Task —
The records underneath are to be repeated exactly, with the pictures left out.

Records from a data collection

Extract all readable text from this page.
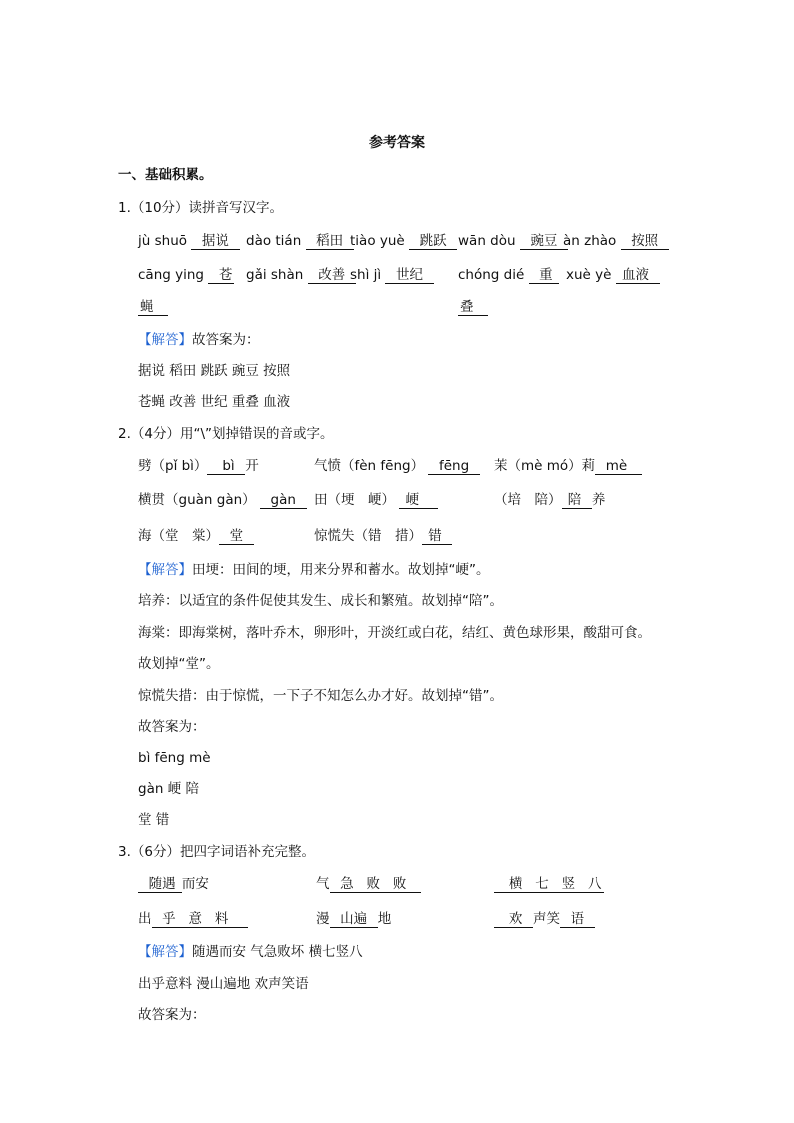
参考答案
一、基础积累。
1.（10分）读拼音写汉字。
jù shuō 据说	dào tián 稻田 tiào yuè 跳跃 wān dòu 豌豆 àn zhào 按照
cāng ying 苍 gǎi shàn 改善 shì jì 世纪	chóng dié 重 xuè yè 血液
蝇	叠
【解答】故答案为：
据说 稻田 跳跃 豌豆 按照
苍蝇 改善 世纪 重叠 血液
2.（4分）用“\”划掉错误的音或字。
劈（pǐ bì） bì 开	气愤（fèn fēng） fēng	茉（mè mó）莉 mè
横贯（guàn gàn） gàn	田（埂　峺） 峺	（培　陪） 陪 养
海（堂　棠） 堂	惊慌失（错　措） 错
【解答】田埂：田间的埂，用来分界和蓄水。故划掉“峺”。
培养：以适宜的条件促使其发生、成长和繁殖。故划掉“陪”。
海棠：即海棠树，落叶乔木，卵形叶，开淡红或白花，结红、黄色球形果，酸甜可食。
故划掉“堂”。
惊慌失措：由于惊慌，一下子不知怎么办才好。故划掉“错”。
故答案为：
bì fēng mè
gàn 峺 陪
堂 错
3.（6分）把四字词语补充完整。
随遇 而安	气 急 败 败	横 七 竖 八
出 乎 意 料	漫 山遍 地	欢 声笑 语
【解答】随遇而安 气急败坏 横七竖八
出乎意料 漫山遍地 欢声笑语
故答案为：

Response to the exercise —
Extract all readable text from this page.
参考答案
一、基础积累。
1.（10分）读拼音写汉字。
jù shuō 据说	dào tián 稻田 tiào yuè 跳跃 wān dòu 豌豆 àn zhào 按照
cāng ying 苍 gǎi shàn 改善 shì jì 世纪	chóng dié 重 xuè yè 血液
蝇	叠
【解答】故答案为：
据说 稻田 跳跃 豌豆 按照
苍蝇 改善 世纪 重叠 血液
2.（4分）用“\”划掉错误的音或字。
劈（pǐ bì） bì 开	气愤（fèn fēng） fēng	茉（mè mó）莉 mè
横贯（guàn gàn） gàn	田（埂　峺） 峺	（培　陪） 陪 养
海（堂　棠） 堂	惊慌失（错　措） 错
【解答】田埂：田间的埂，用来分界和蓄水。故划掉“峺”。
培养：以适宜的条件促使其发生、成长和繁殖。故划掉“陪”。
海棠：即海棠树，落叶乔木，卵形叶，开淡红或白花，结红、黄色球形果，酸甜可食。
故划掉“堂”。
惊慌失措：由于惊慌，一下子不知怎么办才好。故划掉“错”。
故答案为：
bì fēng mè
gàn 峺 陪
堂 错
3.（6分）把四字词语补充完整。
随遇 而安	气 急 败 败	横 七 竖 八
出 乎 意 料	漫 山遍 地	欢 声笑 语
【解答】随遇而安 气急败坏 横七竖八
出乎意料 漫山遍地 欢声笑语
故答案为：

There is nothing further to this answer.